数据科学
在一些常见的统计图表中经常需要在一些图表中添加P值,汇总一下关于统计图表中P值的添加方法。今天推文的主要内容如下:

  • P值简单介绍
  • 可视化绘制中P值绘制

    P值简单介绍

    P值是指在一个概率模型中,统计摘要(如两组样本均值差)与实际观测数据相同,或甚至更大这一事件发生的概率。换言之,是检验假设零假设成立或表现更严重的可能性。P值若与选定显著性水平(0.05或0.01)相比更小,则零假设会被否定而不可接受。然而这并不直接表明原假设正确。P值是一个服从正态分布的随机变量,在实际使用中因样本等各种因素存在不确定性.在许多研究领域,0.05的P值通常被认为是可接受错误的边界水平。
* * *
* [本题任务]
1. 根据关于P值的文本作答:
(a) 推文主要内容列出了哪两项?
(b) 文中举例的显著性水平是哪两个数值?
(c) 在许多研究领域,通常被视为可接受错误边界水平的P值是多少?
2. 照录关于P值的文本中的一段:从含有“P值是指在一个概率模型中,统”的词句起,到“认为是可接受错误的边界水平。”之后止。
3. 续写关于P值的文本,从其最后一句之后接着写。

* [各行摘录]
* * *
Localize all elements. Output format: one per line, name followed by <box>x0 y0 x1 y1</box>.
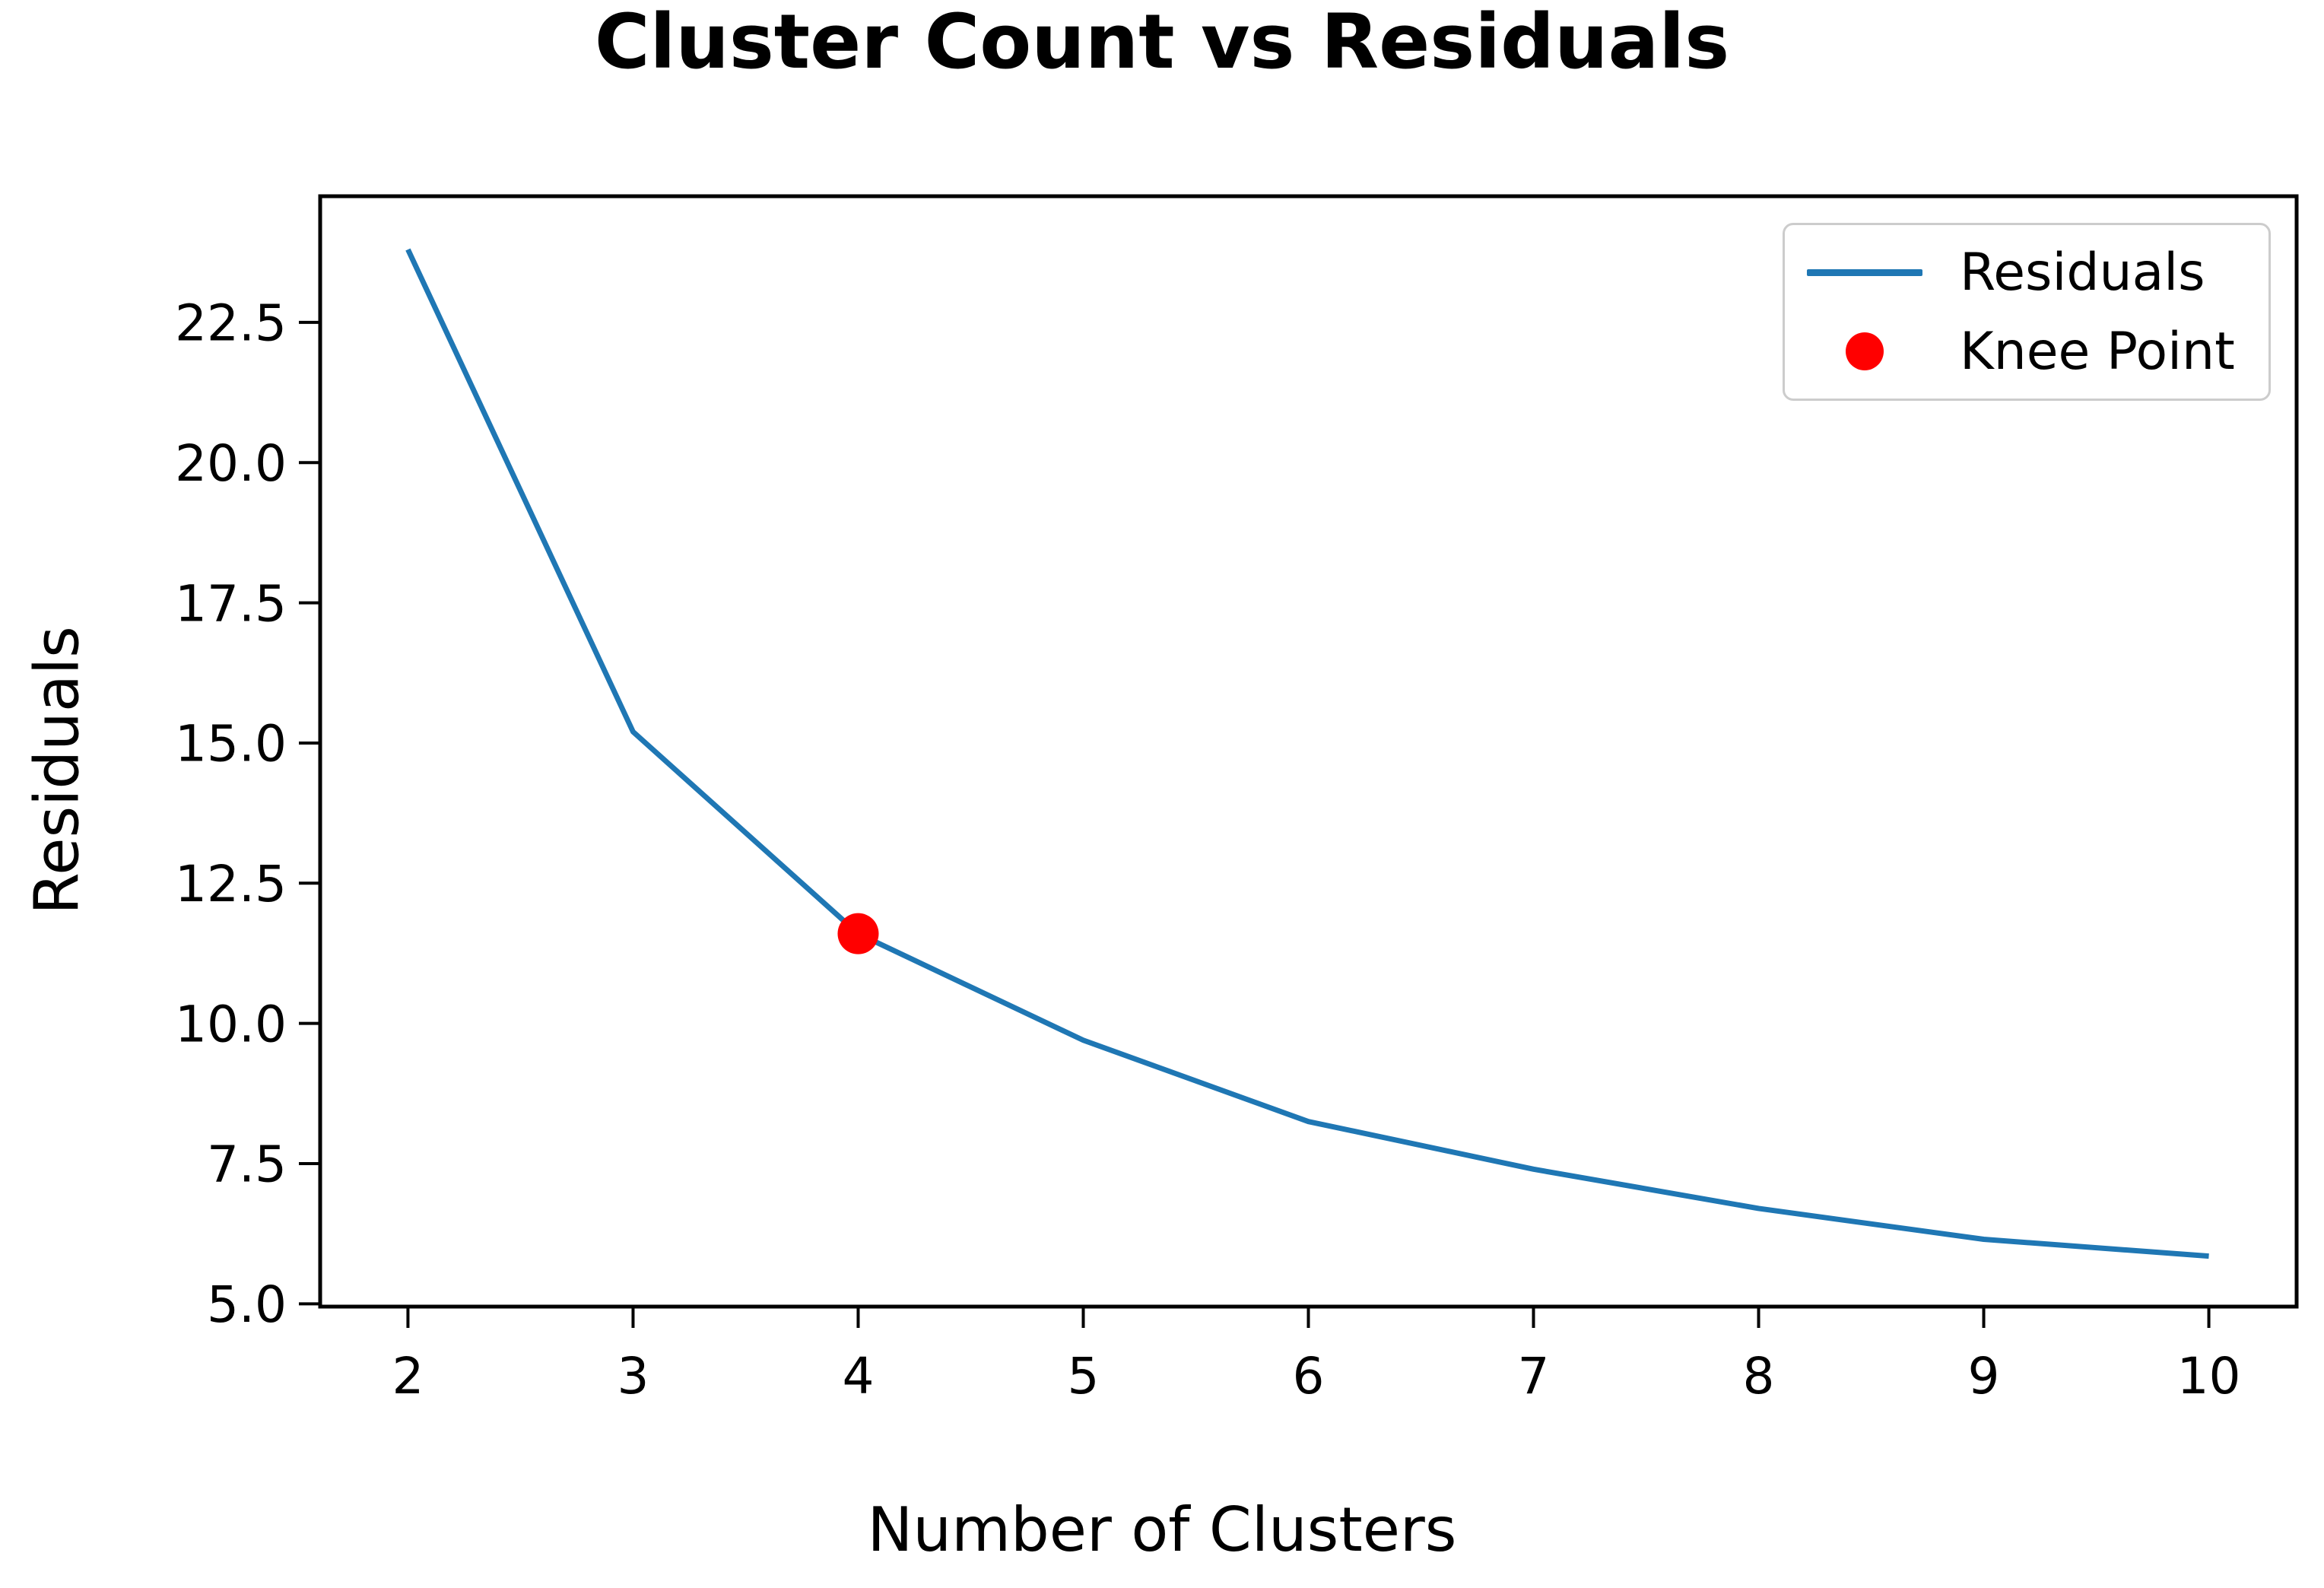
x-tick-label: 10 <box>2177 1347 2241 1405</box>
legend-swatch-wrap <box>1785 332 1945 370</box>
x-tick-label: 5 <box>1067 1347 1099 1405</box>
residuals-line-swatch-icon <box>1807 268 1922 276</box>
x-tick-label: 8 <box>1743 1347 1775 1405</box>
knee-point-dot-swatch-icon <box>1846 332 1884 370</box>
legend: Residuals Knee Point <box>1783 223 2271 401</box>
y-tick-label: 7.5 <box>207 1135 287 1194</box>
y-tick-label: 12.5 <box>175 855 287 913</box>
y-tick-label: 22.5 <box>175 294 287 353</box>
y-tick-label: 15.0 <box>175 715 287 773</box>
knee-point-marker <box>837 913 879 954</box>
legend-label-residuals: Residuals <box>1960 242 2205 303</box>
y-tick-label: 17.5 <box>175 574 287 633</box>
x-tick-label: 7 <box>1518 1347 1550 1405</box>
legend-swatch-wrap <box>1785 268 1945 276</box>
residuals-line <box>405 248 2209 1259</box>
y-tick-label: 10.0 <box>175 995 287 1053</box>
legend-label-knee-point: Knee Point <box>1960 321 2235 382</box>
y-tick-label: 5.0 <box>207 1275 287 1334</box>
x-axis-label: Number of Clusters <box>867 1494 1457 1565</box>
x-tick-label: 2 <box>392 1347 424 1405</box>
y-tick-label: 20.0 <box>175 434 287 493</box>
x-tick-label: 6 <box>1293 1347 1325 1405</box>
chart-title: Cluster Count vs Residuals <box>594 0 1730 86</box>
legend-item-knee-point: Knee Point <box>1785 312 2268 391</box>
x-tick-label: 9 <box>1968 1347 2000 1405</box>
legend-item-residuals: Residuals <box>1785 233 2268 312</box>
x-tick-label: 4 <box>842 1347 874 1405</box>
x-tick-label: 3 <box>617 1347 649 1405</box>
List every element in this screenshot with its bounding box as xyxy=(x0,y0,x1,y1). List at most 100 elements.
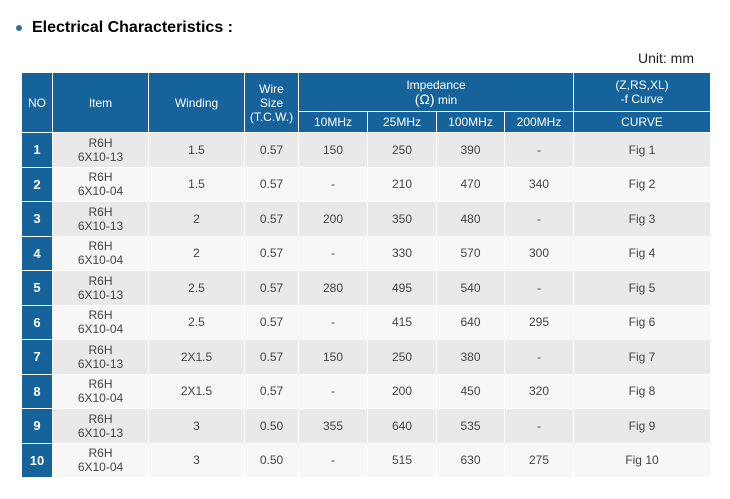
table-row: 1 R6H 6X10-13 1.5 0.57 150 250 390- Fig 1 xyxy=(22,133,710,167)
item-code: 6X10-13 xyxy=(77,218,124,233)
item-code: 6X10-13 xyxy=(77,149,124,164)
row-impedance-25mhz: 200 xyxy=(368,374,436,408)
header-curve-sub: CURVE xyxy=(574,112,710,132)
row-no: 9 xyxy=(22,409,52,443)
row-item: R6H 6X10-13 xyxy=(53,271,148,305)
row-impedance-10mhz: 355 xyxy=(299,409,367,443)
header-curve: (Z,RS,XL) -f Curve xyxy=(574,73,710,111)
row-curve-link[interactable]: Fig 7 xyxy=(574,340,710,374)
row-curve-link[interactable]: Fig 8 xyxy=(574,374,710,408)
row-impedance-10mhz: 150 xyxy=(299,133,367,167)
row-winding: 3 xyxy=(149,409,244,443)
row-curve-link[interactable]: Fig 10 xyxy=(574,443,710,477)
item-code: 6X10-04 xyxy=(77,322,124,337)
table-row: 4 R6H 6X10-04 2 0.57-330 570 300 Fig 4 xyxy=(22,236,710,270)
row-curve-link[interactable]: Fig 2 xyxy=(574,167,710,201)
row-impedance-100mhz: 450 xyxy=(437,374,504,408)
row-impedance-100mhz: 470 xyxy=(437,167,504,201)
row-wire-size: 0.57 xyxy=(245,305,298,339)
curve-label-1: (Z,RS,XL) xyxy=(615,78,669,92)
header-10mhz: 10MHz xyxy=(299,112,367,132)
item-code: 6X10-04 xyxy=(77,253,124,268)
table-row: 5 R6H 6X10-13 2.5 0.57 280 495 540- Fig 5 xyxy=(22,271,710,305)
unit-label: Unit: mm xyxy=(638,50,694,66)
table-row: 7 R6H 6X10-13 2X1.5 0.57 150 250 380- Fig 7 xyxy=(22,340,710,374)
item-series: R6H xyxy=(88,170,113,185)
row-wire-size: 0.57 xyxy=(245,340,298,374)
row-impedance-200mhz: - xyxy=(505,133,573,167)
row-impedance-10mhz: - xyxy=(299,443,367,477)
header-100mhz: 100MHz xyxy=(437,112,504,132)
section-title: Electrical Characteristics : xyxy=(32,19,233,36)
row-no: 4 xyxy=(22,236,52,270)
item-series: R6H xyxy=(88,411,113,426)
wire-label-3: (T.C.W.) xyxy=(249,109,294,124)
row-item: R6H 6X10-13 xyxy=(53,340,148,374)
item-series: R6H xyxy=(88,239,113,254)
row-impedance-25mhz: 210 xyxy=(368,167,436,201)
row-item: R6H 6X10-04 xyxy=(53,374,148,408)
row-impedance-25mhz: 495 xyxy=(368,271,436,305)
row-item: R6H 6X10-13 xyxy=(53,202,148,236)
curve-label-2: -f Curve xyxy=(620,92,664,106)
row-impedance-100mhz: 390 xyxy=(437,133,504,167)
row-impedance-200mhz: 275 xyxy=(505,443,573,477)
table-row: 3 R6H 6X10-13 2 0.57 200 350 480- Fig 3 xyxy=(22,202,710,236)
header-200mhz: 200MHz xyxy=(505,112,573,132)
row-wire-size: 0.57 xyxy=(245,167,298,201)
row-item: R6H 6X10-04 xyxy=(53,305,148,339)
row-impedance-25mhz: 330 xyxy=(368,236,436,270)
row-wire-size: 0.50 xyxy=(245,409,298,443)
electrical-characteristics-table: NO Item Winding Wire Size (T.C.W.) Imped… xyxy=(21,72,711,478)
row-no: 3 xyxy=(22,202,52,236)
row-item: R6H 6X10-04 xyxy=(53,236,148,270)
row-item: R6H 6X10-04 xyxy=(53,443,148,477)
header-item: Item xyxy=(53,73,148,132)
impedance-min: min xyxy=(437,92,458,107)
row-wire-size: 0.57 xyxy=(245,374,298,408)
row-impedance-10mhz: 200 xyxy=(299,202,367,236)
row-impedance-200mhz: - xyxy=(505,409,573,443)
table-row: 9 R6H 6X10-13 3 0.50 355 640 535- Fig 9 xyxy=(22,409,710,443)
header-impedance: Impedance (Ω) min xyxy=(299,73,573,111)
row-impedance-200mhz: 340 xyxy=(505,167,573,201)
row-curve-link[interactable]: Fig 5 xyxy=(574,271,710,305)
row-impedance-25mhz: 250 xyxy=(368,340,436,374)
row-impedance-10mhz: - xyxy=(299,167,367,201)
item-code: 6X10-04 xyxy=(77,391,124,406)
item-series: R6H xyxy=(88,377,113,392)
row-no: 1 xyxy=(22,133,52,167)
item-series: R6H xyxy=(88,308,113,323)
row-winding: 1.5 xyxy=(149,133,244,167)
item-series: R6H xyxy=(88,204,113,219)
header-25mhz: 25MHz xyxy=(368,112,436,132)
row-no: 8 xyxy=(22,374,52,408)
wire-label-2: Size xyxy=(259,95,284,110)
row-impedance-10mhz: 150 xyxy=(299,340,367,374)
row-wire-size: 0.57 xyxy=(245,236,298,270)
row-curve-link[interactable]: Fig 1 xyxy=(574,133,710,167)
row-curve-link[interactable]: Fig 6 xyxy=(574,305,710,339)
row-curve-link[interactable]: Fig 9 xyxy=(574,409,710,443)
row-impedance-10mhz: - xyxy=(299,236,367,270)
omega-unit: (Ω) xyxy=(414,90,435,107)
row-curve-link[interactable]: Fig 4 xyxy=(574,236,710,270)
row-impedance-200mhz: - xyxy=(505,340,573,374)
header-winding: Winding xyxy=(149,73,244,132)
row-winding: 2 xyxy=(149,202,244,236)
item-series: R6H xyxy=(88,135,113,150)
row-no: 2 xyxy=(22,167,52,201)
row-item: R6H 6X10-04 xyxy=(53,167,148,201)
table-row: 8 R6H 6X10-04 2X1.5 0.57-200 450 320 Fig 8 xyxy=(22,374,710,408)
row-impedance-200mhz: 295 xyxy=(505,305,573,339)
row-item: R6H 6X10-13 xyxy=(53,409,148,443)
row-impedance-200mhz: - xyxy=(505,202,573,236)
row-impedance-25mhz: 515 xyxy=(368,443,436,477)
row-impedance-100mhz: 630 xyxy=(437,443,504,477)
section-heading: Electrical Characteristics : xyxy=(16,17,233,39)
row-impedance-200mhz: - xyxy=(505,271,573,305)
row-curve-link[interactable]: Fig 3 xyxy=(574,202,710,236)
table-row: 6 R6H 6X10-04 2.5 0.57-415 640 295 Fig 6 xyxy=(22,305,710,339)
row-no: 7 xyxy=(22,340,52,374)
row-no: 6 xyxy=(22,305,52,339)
* * *
* [任务答案]
1.
(a) P值简单介绍;可视化绘制中P值绘制
(b) 0.05和0.01
(c) 0.05

2.
P值是指在一个概率模型中,统计摘要(如两组样本均值差)与实际观测数据相同,或甚至更大这一事件发生的概率。换言之,是检验假设零假设成立或表现更严重的可能性。P值若与选定显著性水平(0.05或0.01)相比更小,则零假设会被否定而不可接受。然而这并不直接表明原假设正确。P值是一个服从正态分布的随机变量,在实际使用中因样本等各种因素存在不确定性.在许多研究领域,0.05的P值通常被认为是可接受错误的边界水平。

3.
    可视化绘制中P值绘制

    在可视化图表中添加P值,使其更好的表现图表含义是在绘制图表是需要考虑的。这里使用R-ggpubr和R-ggsignif包进行P值添加及定制化操作。

    R-ggpubr 添加P值

    在使用ggpubr包进行P值添加之前,需导入R-rstatix包进行必要的统计操作(T检验等),这里直接通过例子进行解释说明。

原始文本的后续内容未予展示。